◆ THINGS TO DO:
a) Can you repeat, word for word, the part of the San Diego podcast comments below starting at "I am in San" and ending at "the great episode!"?
b) Could you go on with the San Diego podcast comments below, picking up right after their final sentence?

◆ TEXT EXTRACT:
================================

Chris Christensen is the creator of the Amateur Traveler blog and podcast, and a co-host for This Week in Travel podcast.

4 Responses to “Travel to San Diego – Episode 494”



I am in San Diego right now for a conference! This episode is perfectly timed and I will take some of your guest’s recommendations. One thing I would add is that San Diego is full of craft breweries and great brew pubs, and I have been enjoying many of the different local beers. If people are interested, has all the information you could need to find the many breweries. Thanks for the great episode!



thanks for letting the beer drinkers know that great resource



Great episode introducing San Diego! I grew up in lovely Carlsbad, lived near downtown for two years, and started hosting Couchsurfers recently so have been thinking about places to visit. I definitely second the San Diego beer scene as an attraction with excellent local beer to be found in just about every neighborhood! I would also like to note that the mission is not in Old Town, but further northeast in Mission Valley by the football stadium and big malls. One random cool museum in Balboa Park to add is the model train museum – a very detailed, extensive, funky little spot! And a food tip: City Tacos in the North Park neighborhood is delicious and popular.

================================

◆ DATA ENTRIES:
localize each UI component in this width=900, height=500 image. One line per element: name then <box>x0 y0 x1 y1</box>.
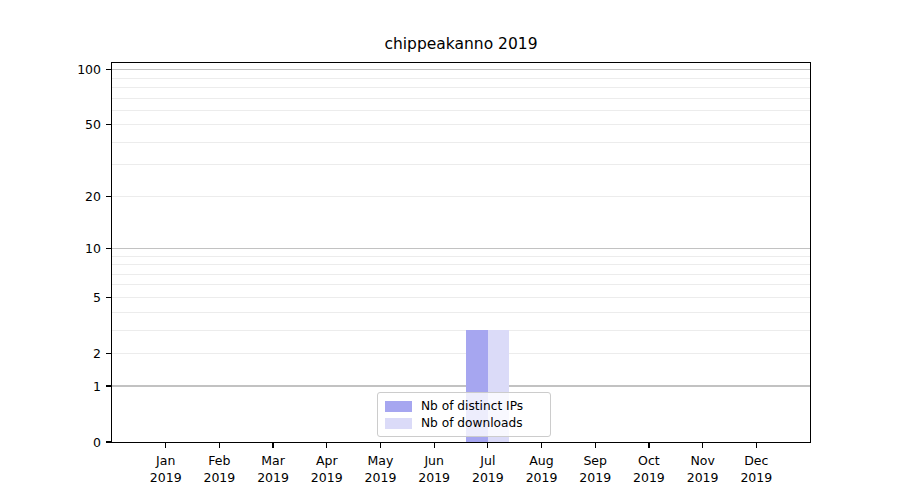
gridline-minor-2 <box>112 353 810 354</box>
y-tick-1 <box>106 385 112 386</box>
x-tick-mar-2019 <box>272 443 273 448</box>
x-tick-nov-2019 <box>702 443 703 448</box>
gridline-minor-6 <box>112 284 810 285</box>
x-tick-jul-2019 <box>487 443 488 448</box>
legend-label-distinct-ips: Nb of distinct IPs <box>421 399 523 413</box>
download-stats-chart: chippeakanno 2019 Nb of distinct IPs Nb … <box>0 0 900 500</box>
x-tick-aug-2019 <box>541 443 542 448</box>
gridline-minor-70 <box>112 98 810 99</box>
gridline-major-1 <box>112 385 810 386</box>
gridline-minor-90 <box>112 78 810 79</box>
y-tick-label-0: 0 <box>50 434 101 451</box>
chart-title: chippeakanno 2019 <box>112 35 810 53</box>
y-tick-label-100: 100 <box>50 61 101 78</box>
gridline-minor-7 <box>112 274 810 275</box>
gridline-minor-9 <box>112 256 810 257</box>
y-tick-5 <box>106 297 112 298</box>
x-tick-label-dec-2019: Dec 2019 <box>724 452 788 486</box>
y-tick-100 <box>106 69 112 70</box>
gridline-minor-80 <box>112 87 810 88</box>
gridline-minor-8 <box>112 264 810 265</box>
gridline-minor-5 <box>112 297 810 298</box>
x-tick-sep-2019 <box>595 443 596 448</box>
gridline-minor-3 <box>112 330 810 331</box>
gridline-minor-40 <box>112 142 810 143</box>
y-tick-50 <box>106 124 112 125</box>
x-tick-feb-2019 <box>219 443 220 448</box>
y-tick-20 <box>106 196 112 197</box>
x-tick-oct-2019 <box>648 443 649 448</box>
x-tick-may-2019 <box>380 443 381 448</box>
legend-item-distinct-ips: Nb of distinct IPs <box>385 399 543 413</box>
x-tick-jun-2019 <box>434 443 435 448</box>
gridline-major-10 <box>112 248 810 249</box>
y-tick-label-10: 10 <box>50 240 101 257</box>
x-tick-apr-2019 <box>326 443 327 448</box>
legend-label-downloads: Nb of downloads <box>421 416 523 430</box>
legend-swatch-distinct-ips <box>385 401 412 412</box>
legend-item-downloads: Nb of downloads <box>385 416 543 430</box>
y-tick-label-1: 1 <box>50 378 101 395</box>
y-tick-label-50: 50 <box>50 116 101 133</box>
x-tick-dec-2019 <box>756 443 757 448</box>
y-tick-2 <box>106 353 112 354</box>
gridline-minor-30 <box>112 164 810 165</box>
y-tick-0 <box>106 441 112 442</box>
legend-swatch-downloads <box>385 418 412 429</box>
gridline-minor-20 <box>112 196 810 197</box>
gridline-minor-4 <box>112 312 810 313</box>
y-tick-label-2: 2 <box>50 345 101 362</box>
y-tick-10 <box>106 248 112 249</box>
y-tick-label-20: 20 <box>50 188 101 205</box>
gridline-minor-60 <box>112 110 810 111</box>
x-tick-jan-2019 <box>165 443 166 448</box>
legend: Nb of distinct IPs Nb of downloads <box>377 392 551 437</box>
y-tick-label-5: 5 <box>50 289 101 306</box>
gridline-major-100 <box>112 69 810 70</box>
gridline-minor-50 <box>112 124 810 125</box>
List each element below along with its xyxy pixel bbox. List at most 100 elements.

================================

◆ ANSWERS TO EACH TASK:
a)
I am in San Diego right now for a conference! This episode is perfectly timed and I will take some of your guest’s recommendations. One thing I would add is that San Diego is full of craft breweries and great brew pubs, and I have been enjoying many of the different local beers. If people are interested, has all the information you could need to find the many breweries. Thanks for the great episode!

b)
Mark Carrara


My wife and I were in the San Diego area during this Christmas. We had two days to spend with two of our grandsons, age 5 and 7. Day two we visited the Birch aquarium. The kids had a great time as did grandma and grandpa. We also were impressed by the views from Cabrillo NM. On the first day we did something your guest did not mention. We took Nate Harrison Grade, one of several gravel roads up the side of Palomar Mountain. Suitable for almost any family vehicle. Great views along the way.